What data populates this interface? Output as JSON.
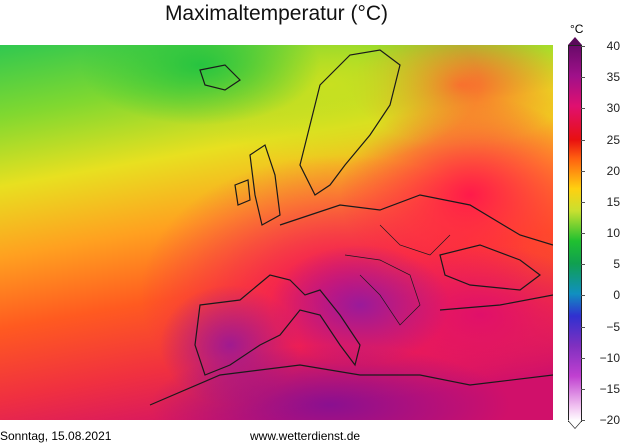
{
  "title": "Maximaltemperatur (°C)",
  "colorbar": {
    "unit": "°C",
    "ticks": [
      "40",
      "35",
      "30",
      "25",
      "20",
      "15",
      "10",
      "5",
      "0",
      "−5",
      "−10",
      "−15",
      "−20"
    ],
    "min": -20,
    "max": 40
  },
  "footer": {
    "date": "Sonntag, 15.08.2021",
    "url": "www.wetterdienst.de"
  }
}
============
Without including any pictures, please restate all the records exactly.

What data populates this interface? Output as JSON.
{
  "title": "Maximaltemperatur (°C)",
  "colorbar": {
    "unit": "°C",
    "ticks": [
      "40",
      "35",
      "30",
      "25",
      "20",
      "15",
      "10",
      "5",
      "0",
      "−5",
      "−10",
      "−15",
      "−20"
    ],
    "min": -20,
    "max": 40
  },
  "footer": {
    "date": "Sonntag, 15.08.2021",
    "url": "www.wetterdienst.de"
  }
}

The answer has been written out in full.